● DATA ROWS
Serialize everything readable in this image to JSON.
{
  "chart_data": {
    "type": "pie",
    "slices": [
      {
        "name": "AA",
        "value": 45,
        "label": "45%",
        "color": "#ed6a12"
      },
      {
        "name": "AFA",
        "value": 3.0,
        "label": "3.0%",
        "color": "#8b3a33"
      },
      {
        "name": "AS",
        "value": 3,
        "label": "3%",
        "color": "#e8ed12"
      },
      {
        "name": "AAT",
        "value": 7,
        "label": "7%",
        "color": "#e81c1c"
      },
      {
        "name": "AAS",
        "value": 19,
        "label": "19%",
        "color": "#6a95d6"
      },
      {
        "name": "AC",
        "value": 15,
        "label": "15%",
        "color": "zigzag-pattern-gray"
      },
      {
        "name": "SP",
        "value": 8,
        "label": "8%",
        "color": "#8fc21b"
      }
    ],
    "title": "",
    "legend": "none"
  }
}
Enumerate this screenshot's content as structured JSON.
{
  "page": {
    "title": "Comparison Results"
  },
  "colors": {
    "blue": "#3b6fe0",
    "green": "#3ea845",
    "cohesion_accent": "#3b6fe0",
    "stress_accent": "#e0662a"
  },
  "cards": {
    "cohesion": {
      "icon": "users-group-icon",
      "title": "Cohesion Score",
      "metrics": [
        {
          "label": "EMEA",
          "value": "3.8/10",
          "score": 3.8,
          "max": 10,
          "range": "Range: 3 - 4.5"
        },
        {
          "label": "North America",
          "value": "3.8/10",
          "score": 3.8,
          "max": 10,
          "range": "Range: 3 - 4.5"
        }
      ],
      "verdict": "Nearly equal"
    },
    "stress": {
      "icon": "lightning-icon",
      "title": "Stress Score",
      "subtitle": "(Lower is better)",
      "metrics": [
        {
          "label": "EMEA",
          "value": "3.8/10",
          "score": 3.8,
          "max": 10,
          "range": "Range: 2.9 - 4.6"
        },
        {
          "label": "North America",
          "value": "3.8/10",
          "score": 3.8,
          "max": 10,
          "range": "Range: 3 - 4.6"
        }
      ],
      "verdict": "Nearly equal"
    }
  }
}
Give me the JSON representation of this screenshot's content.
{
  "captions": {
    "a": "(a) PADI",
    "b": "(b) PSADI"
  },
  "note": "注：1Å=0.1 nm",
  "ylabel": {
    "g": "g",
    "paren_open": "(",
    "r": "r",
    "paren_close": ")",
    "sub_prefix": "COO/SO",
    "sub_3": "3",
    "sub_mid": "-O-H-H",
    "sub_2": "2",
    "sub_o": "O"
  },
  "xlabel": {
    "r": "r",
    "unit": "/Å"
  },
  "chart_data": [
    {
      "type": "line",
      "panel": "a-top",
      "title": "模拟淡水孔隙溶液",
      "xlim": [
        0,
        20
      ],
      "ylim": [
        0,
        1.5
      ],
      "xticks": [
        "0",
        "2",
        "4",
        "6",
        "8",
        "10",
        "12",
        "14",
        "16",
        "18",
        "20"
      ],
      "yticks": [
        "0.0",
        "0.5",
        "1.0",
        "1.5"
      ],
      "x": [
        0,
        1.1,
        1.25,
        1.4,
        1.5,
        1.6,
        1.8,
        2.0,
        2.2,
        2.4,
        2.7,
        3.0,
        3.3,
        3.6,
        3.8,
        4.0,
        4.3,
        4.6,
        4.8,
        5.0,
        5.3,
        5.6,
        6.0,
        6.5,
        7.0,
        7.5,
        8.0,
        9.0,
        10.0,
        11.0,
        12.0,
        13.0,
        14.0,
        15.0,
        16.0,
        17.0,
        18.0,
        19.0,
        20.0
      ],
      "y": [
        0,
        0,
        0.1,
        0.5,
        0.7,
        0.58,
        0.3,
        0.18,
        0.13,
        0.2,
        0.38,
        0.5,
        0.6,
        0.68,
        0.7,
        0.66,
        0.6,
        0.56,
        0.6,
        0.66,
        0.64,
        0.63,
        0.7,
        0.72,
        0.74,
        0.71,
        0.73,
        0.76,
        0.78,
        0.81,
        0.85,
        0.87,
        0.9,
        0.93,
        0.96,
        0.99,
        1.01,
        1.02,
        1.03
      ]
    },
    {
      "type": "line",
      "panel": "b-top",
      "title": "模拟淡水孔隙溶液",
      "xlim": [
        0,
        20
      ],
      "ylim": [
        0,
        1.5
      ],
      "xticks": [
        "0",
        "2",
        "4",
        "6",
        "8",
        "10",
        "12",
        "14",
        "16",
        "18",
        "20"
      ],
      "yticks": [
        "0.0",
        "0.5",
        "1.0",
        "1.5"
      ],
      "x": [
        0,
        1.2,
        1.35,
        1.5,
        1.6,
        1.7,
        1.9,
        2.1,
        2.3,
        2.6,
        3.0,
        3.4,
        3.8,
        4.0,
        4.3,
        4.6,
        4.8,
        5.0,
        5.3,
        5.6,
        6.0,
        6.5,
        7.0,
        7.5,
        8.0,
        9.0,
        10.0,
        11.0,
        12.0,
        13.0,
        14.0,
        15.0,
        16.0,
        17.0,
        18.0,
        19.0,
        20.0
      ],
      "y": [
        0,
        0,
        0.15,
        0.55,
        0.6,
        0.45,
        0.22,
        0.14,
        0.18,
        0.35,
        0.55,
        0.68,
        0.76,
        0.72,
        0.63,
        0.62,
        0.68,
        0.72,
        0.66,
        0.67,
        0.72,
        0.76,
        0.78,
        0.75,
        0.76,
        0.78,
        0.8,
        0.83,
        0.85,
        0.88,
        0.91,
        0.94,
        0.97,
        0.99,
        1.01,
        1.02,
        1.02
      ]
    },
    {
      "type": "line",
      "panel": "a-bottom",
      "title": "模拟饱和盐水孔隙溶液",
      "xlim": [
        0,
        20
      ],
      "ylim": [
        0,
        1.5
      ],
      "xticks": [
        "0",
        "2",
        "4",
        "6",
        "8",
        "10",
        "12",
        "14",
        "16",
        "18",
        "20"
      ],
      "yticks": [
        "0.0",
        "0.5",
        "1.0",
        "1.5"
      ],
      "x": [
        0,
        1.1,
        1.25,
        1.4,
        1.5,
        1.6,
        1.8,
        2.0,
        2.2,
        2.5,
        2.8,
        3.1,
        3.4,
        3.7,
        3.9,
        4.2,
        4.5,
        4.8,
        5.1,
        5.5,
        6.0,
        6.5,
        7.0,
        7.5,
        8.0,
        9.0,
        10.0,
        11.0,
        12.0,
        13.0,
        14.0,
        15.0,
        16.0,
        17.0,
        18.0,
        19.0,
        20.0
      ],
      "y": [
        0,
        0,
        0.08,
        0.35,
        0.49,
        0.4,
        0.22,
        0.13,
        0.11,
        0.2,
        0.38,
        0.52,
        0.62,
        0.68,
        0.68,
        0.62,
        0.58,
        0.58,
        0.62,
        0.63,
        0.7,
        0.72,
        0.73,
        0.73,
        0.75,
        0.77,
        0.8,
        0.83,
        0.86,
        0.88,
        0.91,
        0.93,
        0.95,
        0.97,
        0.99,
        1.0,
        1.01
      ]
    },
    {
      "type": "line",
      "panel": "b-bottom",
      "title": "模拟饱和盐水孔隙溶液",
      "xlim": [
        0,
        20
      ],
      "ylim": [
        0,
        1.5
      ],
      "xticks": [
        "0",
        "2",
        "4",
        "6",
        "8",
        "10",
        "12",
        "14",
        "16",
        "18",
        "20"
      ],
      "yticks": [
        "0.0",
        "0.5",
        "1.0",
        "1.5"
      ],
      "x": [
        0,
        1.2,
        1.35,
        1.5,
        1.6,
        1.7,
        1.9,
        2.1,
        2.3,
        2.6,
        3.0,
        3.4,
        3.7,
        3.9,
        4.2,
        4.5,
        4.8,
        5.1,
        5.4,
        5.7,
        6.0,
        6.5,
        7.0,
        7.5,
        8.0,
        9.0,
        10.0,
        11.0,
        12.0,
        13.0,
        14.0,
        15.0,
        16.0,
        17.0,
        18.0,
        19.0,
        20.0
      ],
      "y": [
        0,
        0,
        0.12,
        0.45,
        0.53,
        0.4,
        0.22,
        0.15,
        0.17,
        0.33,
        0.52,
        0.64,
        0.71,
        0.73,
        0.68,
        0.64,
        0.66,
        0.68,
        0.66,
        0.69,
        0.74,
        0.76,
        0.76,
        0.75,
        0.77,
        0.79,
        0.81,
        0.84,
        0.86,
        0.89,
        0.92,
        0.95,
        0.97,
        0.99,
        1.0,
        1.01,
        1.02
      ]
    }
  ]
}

● TASK DETAILS
Determine how many lines in the listing above hold the string "Range", then write only the number.

● THE SOLUTION
4